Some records
····················
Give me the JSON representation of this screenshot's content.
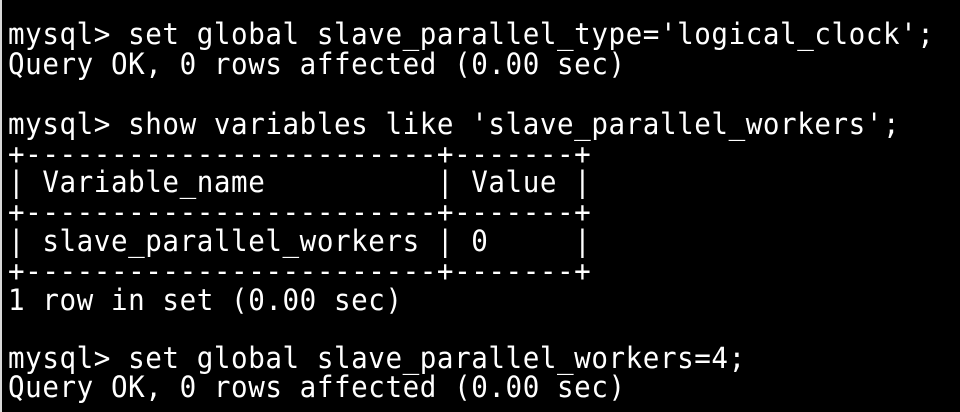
{
  "terminal": {
    "lines": [
      "mysql> set global slave_parallel_type='logical_clock';",
      "Query OK, 0 rows affected (0.00 sec)",
      "",
      "mysql> show variables like 'slave_parallel_workers';",
      "+------------------------+-------+",
      "| Variable_name          | Value |",
      "+------------------------+-------+",
      "| slave_parallel_workers | 0     |",
      "+------------------------+-------+",
      "1 row in set (0.00 sec)",
      "",
      "mysql> set global slave_parallel_workers=4;",
      "Query OK, 0 rows affected (0.00 sec)"
    ]
  },
  "colors": {
    "background": "#000000",
    "text": "#ffffff"
  }
}
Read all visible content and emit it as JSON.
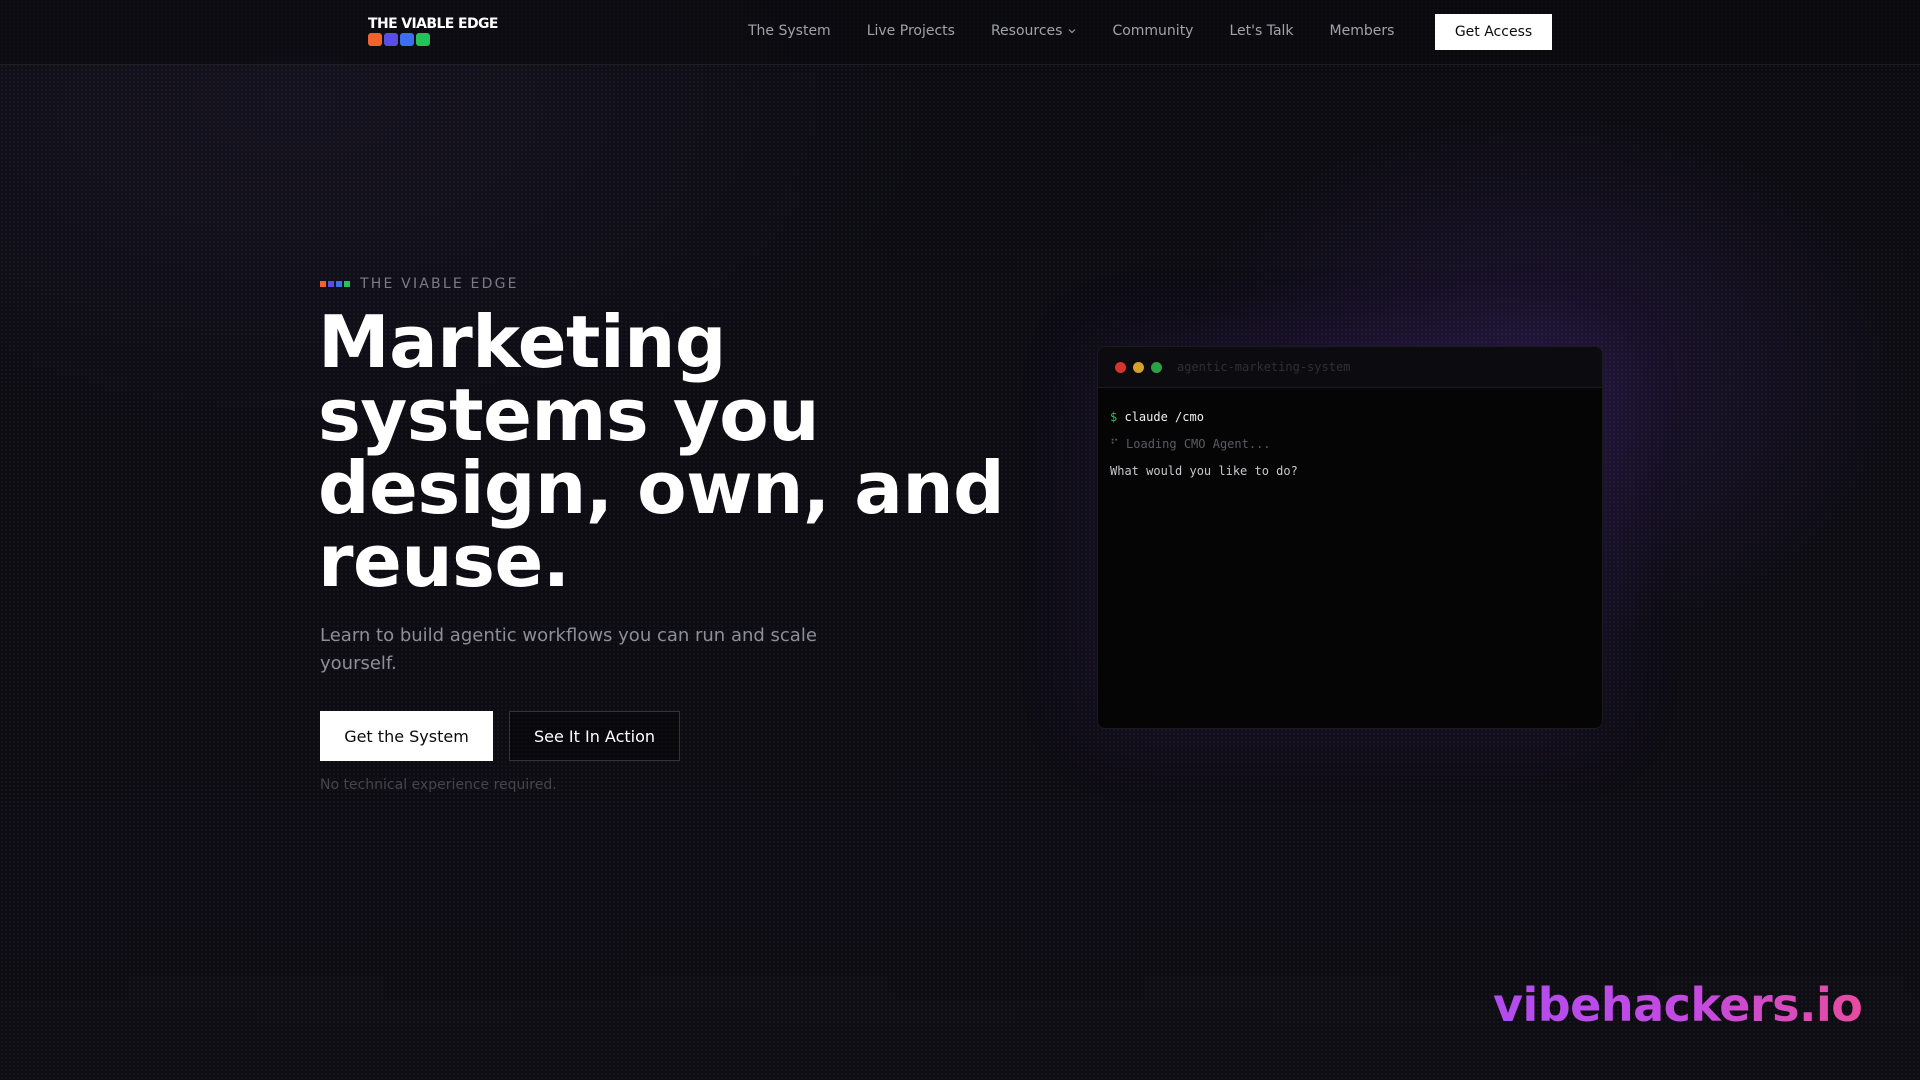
{
  "brand": {
    "logo_text": "THE VIABLE EDGE",
    "logo_blocks": [
      "#f2622c",
      "#5a4de6",
      "#3b6ef0",
      "#24c25a"
    ]
  },
  "nav": {
    "links": [
      {
        "label": "The System"
      },
      {
        "label": "Live Projects"
      },
      {
        "label": "Resources",
        "has_dropdown": true
      },
      {
        "label": "Community"
      },
      {
        "label": "Let's Talk"
      },
      {
        "label": "Members"
      }
    ],
    "cta_label": "Get Access"
  },
  "hero": {
    "eyebrow": "THE VIABLE EDGE",
    "eyebrow_blocks": [
      "#f2622c",
      "#5a4de6",
      "#3b6ef0",
      "#24c25a"
    ],
    "headline": "Marketing systems you design, own, and reuse.",
    "subhead": "Learn to build agentic workflows you can run and scale yourself.",
    "primary_button": "Get the System",
    "secondary_button": "See It In Action",
    "note": "No technical experience required."
  },
  "terminal": {
    "title": "agentic-marketing-system",
    "dots": [
      "#d9342b",
      "#d5a12a",
      "#2aa243"
    ],
    "prompt_symbol": "$",
    "command": "claude /cmo",
    "loading_symbol": "⠋",
    "loading_text": "Loading CMO Agent...",
    "question": "What would you like to do?"
  },
  "watermark": "vibehackers.io",
  "colors": {
    "background": "#0b0a10",
    "accent_purple": "#b24cf0",
    "accent_pink": "#e64ca0"
  },
  "icons": {
    "dropdown": "chevron-down-icon"
  }
}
····················
# THE REQUEST
Note every line above where the string "global" shows up, and copy those lines.

# FINAL ANSWER
      "mysql> set global slave_parallel_type='logical_clock';",
      "mysql> set global slave_parallel_workers=4;",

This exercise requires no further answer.